* _Selected passage_:
----------

[PATCH 3/4] sched: introduce synchronized idle injection

From: Jacob Pan
Date: Fri Nov 13 2015 - 14:54:50 EST


With increasingly constrained power and thermal budget, it's often
necessary to cap power via throttling. Throttling individual CPUs
or devices at random times can help power capping but may not be
optimal in terms of energy efficiency. Frequency scaling is also
limited by certain range before losing energy efficiency.

In general, the optimal solution in terms of energy efficiency is
to align idle periods such that more shared circuits can be power
gated to enter lower power states. Combined with energy efficient
frequency point, idle injection provides a way to scale power and
performance efficiently.

This patch introduces a scheduler based idle injection method, it
works by blocking CFS runqueue synchronously and periodically. The
actions on all online CPUs are orchestrated by per CPU hrtimers.

Two sysctl knobs are given to the userspace for selecting the
percentage of idle time as well as the forced idle duration for each
idle period injected.

Since only CFS class is targeted, other high priority tasks are not
affected, such as EDF and RT tasks as well as softirq and interrupts.

Hotpath in CFS pick_next_task is optimized by Peter Zijlstra, where
a new runnable flag is introduced to combine forced idle and
nr_running.

Signed-off-by: Jacob Pan <jacob.jun.pan@xxxxxxxxxxxxxxx>
---
include/linux/sched.h | 11 ++
include/linux/sched/sysctl.h | 5 +
init/Kconfig | 10 ++
kernel/sched/fair.c | 353 ++++++++++++++++++++++++++++++++++++++++++-
kernel/sched/sched.h | 54 ++++++-
kernel/sysctl.c | 21 +++
6 files changed, 449 insertions(+), 5 deletions(-)

----------

* _Data excerpt_:
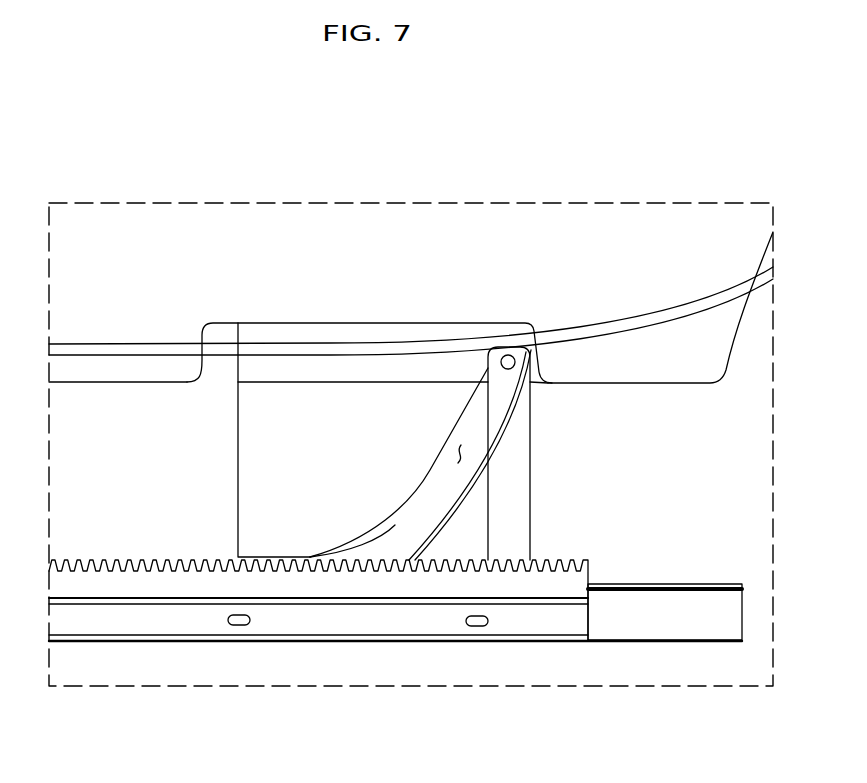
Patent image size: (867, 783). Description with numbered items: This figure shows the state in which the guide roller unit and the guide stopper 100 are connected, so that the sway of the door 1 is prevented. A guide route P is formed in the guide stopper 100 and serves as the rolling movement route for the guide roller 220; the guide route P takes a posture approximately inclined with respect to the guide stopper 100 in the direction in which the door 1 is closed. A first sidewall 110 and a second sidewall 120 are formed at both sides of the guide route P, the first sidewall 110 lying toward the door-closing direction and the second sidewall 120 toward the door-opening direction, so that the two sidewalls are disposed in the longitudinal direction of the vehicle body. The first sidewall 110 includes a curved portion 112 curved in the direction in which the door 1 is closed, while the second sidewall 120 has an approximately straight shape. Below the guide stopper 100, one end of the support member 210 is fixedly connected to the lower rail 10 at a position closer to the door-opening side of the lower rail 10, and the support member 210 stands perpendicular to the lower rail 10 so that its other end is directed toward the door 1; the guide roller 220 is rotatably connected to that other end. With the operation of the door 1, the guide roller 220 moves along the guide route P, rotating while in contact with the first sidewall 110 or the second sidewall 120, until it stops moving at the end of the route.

----------

* _The task_:
Rewrite everything in the patch description from "This patch introduces" down to "idle period injected.", using "controls" in place of "knobs".

* _Response to this task_:
This patch introduces a scheduler based idle injection method, it
works by blocking CFS runqueue synchronously and periodically. The
actions on all online CPUs are orchestrated by per CPU hrtimers.

Two sysctl controls are given to the userspace for selecting the
percentage of idle time as well as the forced idle duration for each
idle period injected.